[Recorded data]
------------

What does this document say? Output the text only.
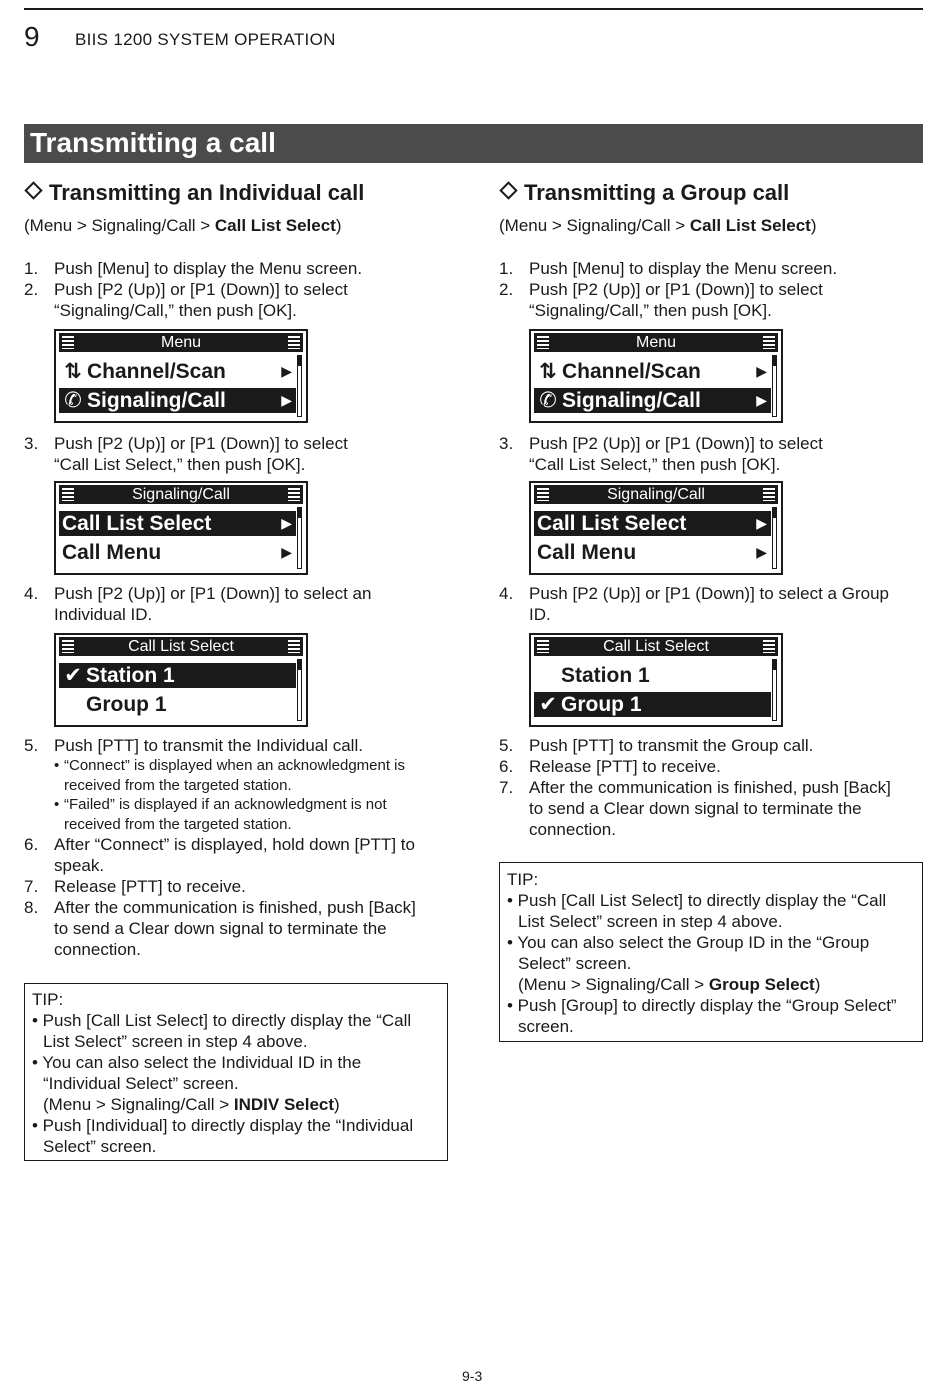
9 BIIS 1200 SYSTEM OPERATION
Transmitting a call
Transmitting an Individual call
(Menu > Signaling/Call > Call List Select)
1. Push [Menu] to display the Menu screen.
2. Push [P2 (Up)] or [P1 (Down)] to select
“Signaling/Call,” then push [OK].
Menu
⇅ Channel/Scan	▶
✆ Signaling/Call	▶
3. Push [P2 (Up)] or [P1 (Down)] to select
“Call List Select,” then push [OK].
Signaling/Call
Call List Select	▶
Call Menu	▶
4. Push [P2 (Up)] or [P1 (Down)] to select an
Individual ID.
Call List Select
✔ Station 1
Group 1
5. Push [PTT] to transmit the Individual call.
• “Connect” is displayed when an acknowledgment is
received from the targeted station.
• “Failed” is displayed if an acknowledgment is not
received from the targeted station.
6. After “Connect” is displayed, hold down [PTT] to
speak.
7. Release [PTT] to receive.
8. After the communication is finished, push [Back]
to send a Clear down signal to terminate the
connection.
TIP:
• Push [Call List Select] to directly display the “Call
List Select” screen in step 4 above.
• You can also select the Individual ID in the
“Individual Select” screen.
(Menu > Signaling/Call > INDIV Select)
• Push [Individual] to directly display the “Individual
Select” screen.
Transmitting a Group call
(Menu > Signaling/Call > Call List Select)
1. Push [Menu] to display the Menu screen.
2. Push [P2 (Up)] or [P1 (Down)] to select
“Signaling/Call,” then push [OK].
Menu
⇅ Channel/Scan	▶
✆ Signaling/Call	▶
3. Push [P2 (Up)] or [P1 (Down)] to select
“Call List Select,” then push [OK].
Signaling/Call
Call List Select	▶
Call Menu	▶
4. Push [P2 (Up)] or [P1 (Down)] to select a Group
ID.
Call List Select
Station 1
✔ Group 1
5. Push [PTT] to transmit the Group call.
6. Release [PTT] to receive.
7. After the communication is finished, push [Back]
to send a Clear down signal to terminate the
connection.
TIP:
• Push [Call List Select] to directly display the “Call
List Select” screen in step 4 above.
• You can also select the Group ID in the “Group
Select” screen.
(Menu > Signaling/Call > Group Select)
• Push [Group] to directly display the “Group Select”
screen.
9-3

------------

Every line of text is to be repeated exactly; pictures are left out.

**Task result:**
What does this document say? Output the text only.
9 BIIS 1200 SYSTEM OPERATION
Transmitting a call
Transmitting an Individual call
(Menu > Signaling/Call > Call List Select)
1. Push [Menu] to display the Menu screen.
2. Push [P2 (Up)] or [P1 (Down)] to select
“Signaling/Call,” then push [OK].
Menu
⇅ Channel/Scan	▶
✆ Signaling/Call	▶
3. Push [P2 (Up)] or [P1 (Down)] to select
“Call List Select,” then push [OK].
Signaling/Call
Call List Select	▶
Call Menu	▶
4. Push [P2 (Up)] or [P1 (Down)] to select an
Individual ID.
Call List Select
✔ Station 1
Group 1
5. Push [PTT] to transmit the Individual call.
• “Connect” is displayed when an acknowledgment is
received from the targeted station.
• “Failed” is displayed if an acknowledgment is not
received from the targeted station.
6. After “Connect” is displayed, hold down [PTT] to
speak.
7. Release [PTT] to receive.
8. After the communication is finished, push [Back]
to send a Clear down signal to terminate the
connection.
TIP:
• Push [Call List Select] to directly display the “Call
List Select” screen in step 4 above.
• You can also select the Individual ID in the
“Individual Select” screen.
(Menu > Signaling/Call > INDIV Select)
• Push [Individual] to directly display the “Individual
Select” screen.
Transmitting a Group call
(Menu > Signaling/Call > Call List Select)
1. Push [Menu] to display the Menu screen.
2. Push [P2 (Up)] or [P1 (Down)] to select
“Signaling/Call,” then push [OK].
Menu
⇅ Channel/Scan	▶
✆ Signaling/Call	▶
3. Push [P2 (Up)] or [P1 (Down)] to select
“Call List Select,” then push [OK].
Signaling/Call
Call List Select	▶
Call Menu	▶
4. Push [P2 (Up)] or [P1 (Down)] to select a Group
ID.
Call List Select
Station 1
✔ Group 1
5. Push [PTT] to transmit the Group call.
6. Release [PTT] to receive.
7. After the communication is finished, push [Back]
to send a Clear down signal to terminate the
connection.
TIP:
• Push [Call List Select] to directly display the “Call
List Select” screen in step 4 above.
• You can also select the Group ID in the “Group
Select” screen.
(Menu > Signaling/Call > Group Select)
• Push [Group] to directly display the “Group Select”
screen.
9-3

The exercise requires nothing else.